[Element box records]
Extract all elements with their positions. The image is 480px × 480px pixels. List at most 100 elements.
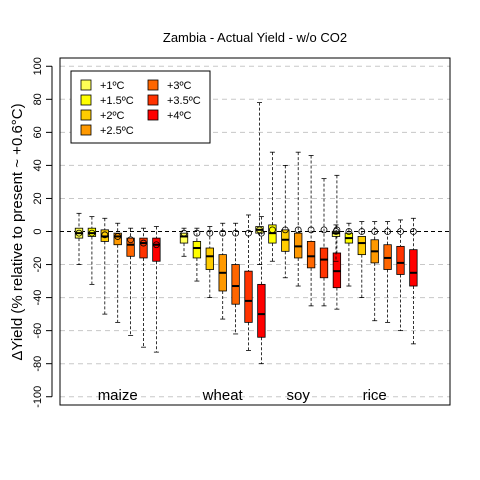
box-mean-marker bbox=[384, 228, 392, 235]
legend-item: +1.5ºC bbox=[80, 94, 134, 107]
legend-swatch bbox=[80, 124, 92, 136]
legend-swatch bbox=[147, 79, 159, 91]
box-mean-marker bbox=[245, 229, 252, 237]
chart-title: Zambia - Actual Yield - w/o CO2 bbox=[163, 30, 347, 45]
box-soy-4 bbox=[306, 155, 316, 307]
box-wheat-4 bbox=[231, 222, 240, 335]
group-wheat bbox=[179, 214, 266, 365]
y-tick-label: -20 bbox=[32, 257, 44, 273]
box-iqr bbox=[152, 237, 161, 262]
group-soy bbox=[255, 102, 342, 310]
box-mean-marker bbox=[206, 229, 214, 237]
legend-label: +3ºC bbox=[167, 80, 192, 92]
box-mean-marker bbox=[268, 226, 276, 234]
box-iqr bbox=[306, 241, 316, 269]
box-wheat-3 bbox=[218, 222, 227, 320]
legend-item: +2ºC bbox=[80, 109, 125, 122]
y-axis: -100 -80 -60 -40 -20 0 20 40 60 80 100 bbox=[32, 57, 53, 408]
box-soy-0 bbox=[255, 102, 264, 265]
box-iqr bbox=[231, 264, 240, 305]
box-maize-4 bbox=[126, 227, 135, 337]
group-labels: maize wheat soy rice bbox=[98, 387, 387, 404]
box-wheat-0 bbox=[179, 227, 189, 257]
box-iqr bbox=[357, 236, 366, 256]
y-tick-label: 40 bbox=[32, 159, 44, 171]
box-mean-marker bbox=[75, 229, 83, 237]
y-tick-label: 0 bbox=[32, 228, 44, 234]
box-mean-marker bbox=[88, 229, 96, 237]
box-mean-marker bbox=[345, 228, 353, 235]
box-rice-5 bbox=[396, 219, 405, 332]
group-rice bbox=[331, 217, 418, 345]
legend-swatch bbox=[80, 79, 92, 91]
y-axis-label: ΔYield (% relative to present ~ +0.6°C) bbox=[9, 103, 26, 360]
legend-swatch bbox=[147, 109, 159, 121]
box-wheat-5 bbox=[244, 214, 253, 351]
legend: +1ºC +1.5ºC +2ºC +2.5ºC +3ºC +3.5ºC +4ºC bbox=[70, 70, 211, 144]
box-mean-marker bbox=[101, 231, 109, 239]
legend-item: +2.5ºC bbox=[80, 124, 134, 137]
box-wheat-2 bbox=[205, 226, 214, 298]
box-iqr bbox=[257, 283, 266, 338]
box-mean-marker bbox=[127, 236, 135, 244]
box-mean-marker bbox=[397, 228, 404, 235]
box-maize-5 bbox=[139, 227, 148, 348]
y-tick-label: -40 bbox=[32, 290, 44, 306]
group-label-rice: rice bbox=[363, 387, 387, 404]
box-iqr bbox=[126, 237, 135, 257]
box-soy-1 bbox=[268, 151, 277, 262]
box-soy-2 bbox=[281, 165, 290, 279]
box-mean-marker bbox=[307, 226, 315, 234]
y-tick-label: 60 bbox=[32, 126, 44, 138]
legend-swatch bbox=[80, 109, 92, 121]
box-mean-marker bbox=[371, 228, 379, 235]
box-soy-5 bbox=[319, 178, 329, 307]
box-iqr bbox=[396, 245, 405, 275]
box-iqr bbox=[319, 247, 329, 279]
y-tick-label: -100 bbox=[32, 386, 44, 408]
box-layer bbox=[74, 102, 418, 365]
legend-item: +4ºC bbox=[147, 109, 192, 122]
box-iqr bbox=[139, 237, 148, 259]
legend-label: +2.5ºC bbox=[100, 125, 134, 137]
legend-swatch bbox=[147, 94, 159, 106]
box-rice-4 bbox=[383, 221, 392, 323]
y-tick-label: 100 bbox=[32, 57, 44, 75]
box-soy-6 bbox=[332, 174, 342, 310]
plot-frame bbox=[59, 57, 451, 406]
y-tick-label: -60 bbox=[32, 323, 44, 339]
box-iqr bbox=[192, 241, 202, 259]
box-iqr bbox=[244, 270, 253, 323]
box-rice-6 bbox=[409, 217, 418, 345]
group-label-soy: soy bbox=[287, 387, 311, 404]
box-rice-0 bbox=[331, 224, 341, 262]
legend-item: +3ºC bbox=[147, 79, 192, 92]
box-mean-marker bbox=[281, 226, 289, 234]
box-mean-marker bbox=[320, 226, 328, 234]
legend-box bbox=[70, 70, 211, 144]
group-label-wheat: wheat bbox=[202, 387, 244, 404]
box-mean-marker bbox=[332, 228, 340, 235]
legend-item: +1ºC bbox=[80, 79, 125, 92]
y-tick-label: -80 bbox=[32, 356, 44, 372]
group-label-maize: maize bbox=[98, 387, 138, 404]
box-mean-marker bbox=[294, 226, 302, 234]
box-iqr bbox=[409, 249, 418, 287]
box-mean-marker bbox=[232, 229, 240, 237]
y-tick-label: 80 bbox=[32, 93, 44, 105]
box-wheat-1 bbox=[192, 227, 202, 282]
legend-label: +2ºC bbox=[100, 110, 125, 122]
box-wheat-6 bbox=[257, 216, 266, 365]
y-tick-label: 20 bbox=[32, 192, 44, 204]
box-maize-6 bbox=[152, 226, 161, 353]
legend-label: +1.5ºC bbox=[100, 95, 134, 107]
box-mean-marker bbox=[256, 226, 263, 234]
box-maize-2 bbox=[100, 217, 109, 315]
group-maize bbox=[74, 212, 161, 353]
box-maize-3 bbox=[113, 222, 122, 323]
box-mean-marker bbox=[219, 229, 227, 237]
box-mean-marker bbox=[114, 233, 122, 240]
legend-label: +4ºC bbox=[167, 110, 192, 122]
box-soy-3 bbox=[294, 151, 303, 287]
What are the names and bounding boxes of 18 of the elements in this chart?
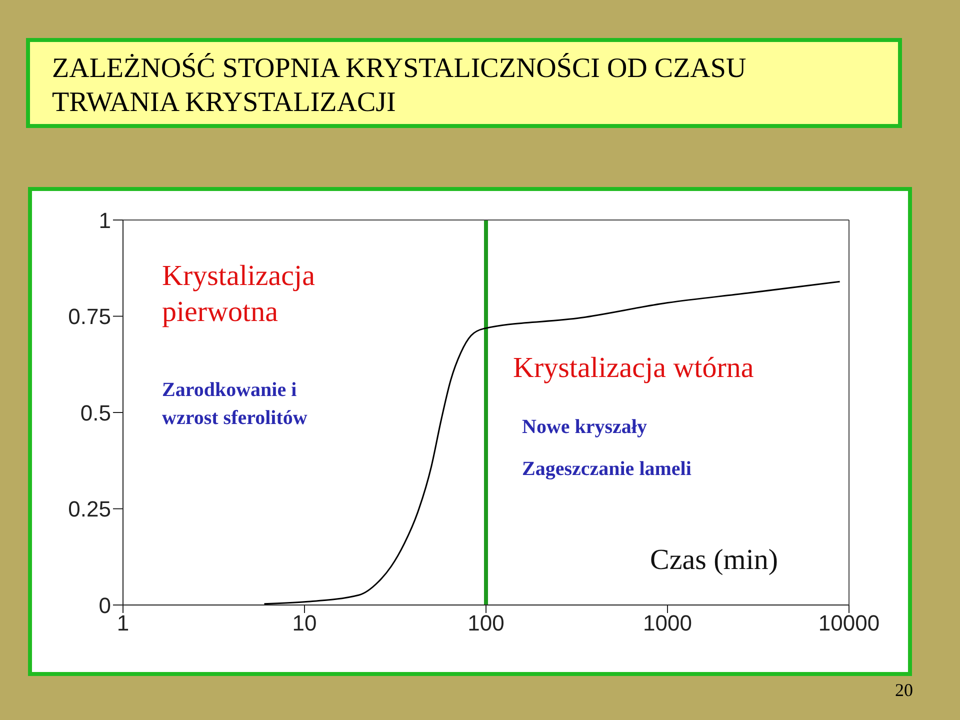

Problem to work on:
Convert the data from the line containing "box-mean-marker bbox=[384, 228, 392, 235]" through the line containing "box-maize-4 bbox=[126, 227, 135, 337]" into a Markdown table with the columns Row and Entry. Number each line and leave out any blank ones.

Task response:
| Row | Entry |
|---|---|
| 1 | box-mean-marker bbox=[384, 228, 392, 235] |
| 2 | legend-item: +1.5ºC bbox=[80, 94, 134, 107] |
| 3 | legend-swatch bbox=[80, 124, 92, 136] |
| 4 | legend-swatch bbox=[147, 79, 159, 91] |
| 5 | box-mean-marker bbox=[245, 229, 252, 237] |
| 6 | chart-title: Zambia - Actual Yield - w/o CO2 bbox=[163, 30, 347, 45] |
| 7 | box-soy-4 bbox=[306, 155, 316, 307] |
| 8 | box-wheat-4 bbox=[231, 222, 240, 335] |
| 9 | group-wheat bbox=[179, 214, 266, 365] |
| 10 | y-tick-label: -20 bbox=[32, 257, 44, 273] |
| 11 | box-iqr bbox=[152, 237, 161, 262] |
| 12 | group-soy bbox=[255, 102, 342, 310] |
| 13 | box-mean-marker bbox=[206, 229, 214, 237] |
| 14 | legend-label: +3ºC bbox=[167, 80, 192, 92] |
| 15 | box-mean-marker bbox=[268, 226, 276, 234] |
| 16 | box-iqr bbox=[306, 241, 316, 269] |
| 17 | box-wheat-3 bbox=[218, 222, 227, 320] |
| 18 | legend-item: +2ºC bbox=[80, 109, 125, 122] |
| 19 | y-axis: -100 -80 -60 -40 -20 0 20 40 60 80 100 bbox=[32, 57, 53, 408] |
| 20 | box-soy-0 bbox=[255, 102, 264, 265] |
| 21 | box-iqr bbox=[231, 264, 240, 305] |
| 22 | box-maize-4 bbox=[126, 227, 135, 337] |